(Collected data)
◆ ◆ ◆ ◆
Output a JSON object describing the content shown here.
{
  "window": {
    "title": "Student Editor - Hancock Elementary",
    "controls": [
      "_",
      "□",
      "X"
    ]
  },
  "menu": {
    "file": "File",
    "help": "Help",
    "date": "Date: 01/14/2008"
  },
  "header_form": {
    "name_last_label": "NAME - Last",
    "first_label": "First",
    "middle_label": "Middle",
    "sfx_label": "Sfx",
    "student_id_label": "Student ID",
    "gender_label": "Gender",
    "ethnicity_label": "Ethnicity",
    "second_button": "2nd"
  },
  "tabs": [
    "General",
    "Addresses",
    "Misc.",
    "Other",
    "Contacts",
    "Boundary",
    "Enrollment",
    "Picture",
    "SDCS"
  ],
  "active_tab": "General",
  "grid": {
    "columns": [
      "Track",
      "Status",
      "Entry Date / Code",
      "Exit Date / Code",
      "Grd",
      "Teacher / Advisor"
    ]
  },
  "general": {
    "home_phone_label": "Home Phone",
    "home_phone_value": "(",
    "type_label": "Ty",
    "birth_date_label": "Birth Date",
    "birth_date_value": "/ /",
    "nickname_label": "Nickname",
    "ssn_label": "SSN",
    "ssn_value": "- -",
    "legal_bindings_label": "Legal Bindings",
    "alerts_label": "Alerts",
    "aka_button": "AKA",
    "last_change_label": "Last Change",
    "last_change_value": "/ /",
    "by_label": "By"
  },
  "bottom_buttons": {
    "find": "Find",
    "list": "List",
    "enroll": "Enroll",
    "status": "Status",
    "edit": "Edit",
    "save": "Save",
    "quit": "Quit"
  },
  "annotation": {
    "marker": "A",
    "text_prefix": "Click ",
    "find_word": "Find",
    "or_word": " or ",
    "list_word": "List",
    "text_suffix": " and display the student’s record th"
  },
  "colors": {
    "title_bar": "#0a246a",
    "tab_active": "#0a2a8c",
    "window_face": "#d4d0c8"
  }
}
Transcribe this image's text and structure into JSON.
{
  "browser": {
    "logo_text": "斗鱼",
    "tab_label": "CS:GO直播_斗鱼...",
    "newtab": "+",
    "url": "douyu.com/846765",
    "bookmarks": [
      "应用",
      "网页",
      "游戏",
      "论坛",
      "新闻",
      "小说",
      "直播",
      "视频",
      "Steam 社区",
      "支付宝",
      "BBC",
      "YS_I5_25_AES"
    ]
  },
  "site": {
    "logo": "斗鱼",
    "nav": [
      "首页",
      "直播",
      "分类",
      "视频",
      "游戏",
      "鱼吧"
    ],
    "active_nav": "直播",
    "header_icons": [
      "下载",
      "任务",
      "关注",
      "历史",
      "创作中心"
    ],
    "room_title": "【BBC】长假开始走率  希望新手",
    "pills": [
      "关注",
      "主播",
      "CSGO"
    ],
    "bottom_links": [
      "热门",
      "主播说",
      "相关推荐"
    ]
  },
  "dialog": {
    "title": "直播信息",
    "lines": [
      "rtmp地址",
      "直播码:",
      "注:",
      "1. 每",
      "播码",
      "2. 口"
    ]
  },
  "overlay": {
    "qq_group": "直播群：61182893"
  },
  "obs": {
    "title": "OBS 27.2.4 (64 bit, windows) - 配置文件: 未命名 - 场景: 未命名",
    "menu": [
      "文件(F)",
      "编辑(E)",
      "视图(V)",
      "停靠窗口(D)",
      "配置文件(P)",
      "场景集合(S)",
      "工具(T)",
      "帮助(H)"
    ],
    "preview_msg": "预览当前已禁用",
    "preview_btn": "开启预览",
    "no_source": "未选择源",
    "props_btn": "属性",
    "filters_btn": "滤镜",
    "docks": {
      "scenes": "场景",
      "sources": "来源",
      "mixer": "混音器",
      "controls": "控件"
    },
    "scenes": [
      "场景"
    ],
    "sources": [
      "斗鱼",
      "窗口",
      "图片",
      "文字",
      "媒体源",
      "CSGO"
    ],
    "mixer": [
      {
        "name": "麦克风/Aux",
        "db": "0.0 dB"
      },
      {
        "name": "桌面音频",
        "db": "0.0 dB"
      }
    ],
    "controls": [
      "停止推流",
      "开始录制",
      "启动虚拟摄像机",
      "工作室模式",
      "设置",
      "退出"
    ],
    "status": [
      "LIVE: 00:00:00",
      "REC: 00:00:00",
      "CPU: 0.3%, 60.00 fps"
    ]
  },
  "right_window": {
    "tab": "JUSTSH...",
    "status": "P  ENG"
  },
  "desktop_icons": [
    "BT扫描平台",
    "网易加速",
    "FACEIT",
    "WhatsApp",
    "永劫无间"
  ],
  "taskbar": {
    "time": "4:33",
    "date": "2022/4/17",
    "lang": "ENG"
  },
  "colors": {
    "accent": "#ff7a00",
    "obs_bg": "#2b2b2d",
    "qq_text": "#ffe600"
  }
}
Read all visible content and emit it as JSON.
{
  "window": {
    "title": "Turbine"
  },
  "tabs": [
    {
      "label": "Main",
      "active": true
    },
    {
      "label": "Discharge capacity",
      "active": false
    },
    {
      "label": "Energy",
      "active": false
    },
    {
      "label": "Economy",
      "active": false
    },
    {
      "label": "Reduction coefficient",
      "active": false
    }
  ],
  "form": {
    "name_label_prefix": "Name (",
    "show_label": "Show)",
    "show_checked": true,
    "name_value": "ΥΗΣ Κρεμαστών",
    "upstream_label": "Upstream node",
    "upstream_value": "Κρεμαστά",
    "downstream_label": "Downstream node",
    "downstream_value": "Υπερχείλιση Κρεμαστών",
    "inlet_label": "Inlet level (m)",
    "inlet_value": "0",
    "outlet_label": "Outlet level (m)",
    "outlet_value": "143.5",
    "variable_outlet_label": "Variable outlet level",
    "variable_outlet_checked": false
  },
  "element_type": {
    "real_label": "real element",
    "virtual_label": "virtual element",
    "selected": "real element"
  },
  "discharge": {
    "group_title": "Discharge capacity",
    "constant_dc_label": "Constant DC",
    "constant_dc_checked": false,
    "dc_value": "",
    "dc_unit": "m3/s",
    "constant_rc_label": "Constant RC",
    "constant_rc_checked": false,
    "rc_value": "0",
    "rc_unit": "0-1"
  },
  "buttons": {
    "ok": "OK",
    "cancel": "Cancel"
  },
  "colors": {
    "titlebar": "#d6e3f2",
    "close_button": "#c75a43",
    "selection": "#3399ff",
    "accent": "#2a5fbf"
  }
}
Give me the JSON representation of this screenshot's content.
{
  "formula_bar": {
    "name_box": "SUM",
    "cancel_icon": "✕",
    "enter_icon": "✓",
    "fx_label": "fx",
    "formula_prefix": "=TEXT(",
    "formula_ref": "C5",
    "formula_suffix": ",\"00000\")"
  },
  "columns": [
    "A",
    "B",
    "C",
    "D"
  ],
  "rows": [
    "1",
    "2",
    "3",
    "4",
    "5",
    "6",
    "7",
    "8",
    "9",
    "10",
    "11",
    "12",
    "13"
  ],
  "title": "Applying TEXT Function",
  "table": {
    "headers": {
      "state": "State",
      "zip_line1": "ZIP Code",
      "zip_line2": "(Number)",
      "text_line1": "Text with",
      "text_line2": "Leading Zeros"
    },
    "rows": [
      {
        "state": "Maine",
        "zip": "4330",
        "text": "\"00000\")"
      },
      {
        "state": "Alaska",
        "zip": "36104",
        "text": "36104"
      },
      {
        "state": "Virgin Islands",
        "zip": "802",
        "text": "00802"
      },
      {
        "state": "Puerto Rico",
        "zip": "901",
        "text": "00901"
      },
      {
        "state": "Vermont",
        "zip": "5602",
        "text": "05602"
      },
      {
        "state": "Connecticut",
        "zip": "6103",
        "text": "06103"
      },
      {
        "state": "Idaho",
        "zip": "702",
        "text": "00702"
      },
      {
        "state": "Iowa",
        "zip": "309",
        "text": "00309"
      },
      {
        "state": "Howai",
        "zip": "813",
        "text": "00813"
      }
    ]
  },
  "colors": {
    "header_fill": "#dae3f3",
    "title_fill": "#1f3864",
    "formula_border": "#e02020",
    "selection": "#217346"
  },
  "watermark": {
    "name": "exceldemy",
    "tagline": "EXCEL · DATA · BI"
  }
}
◆ ◆ ◆ ◆
Task prompt: Tally how many lines of the records hold the word "real". Answer with the number only.

Result for this exercise: 2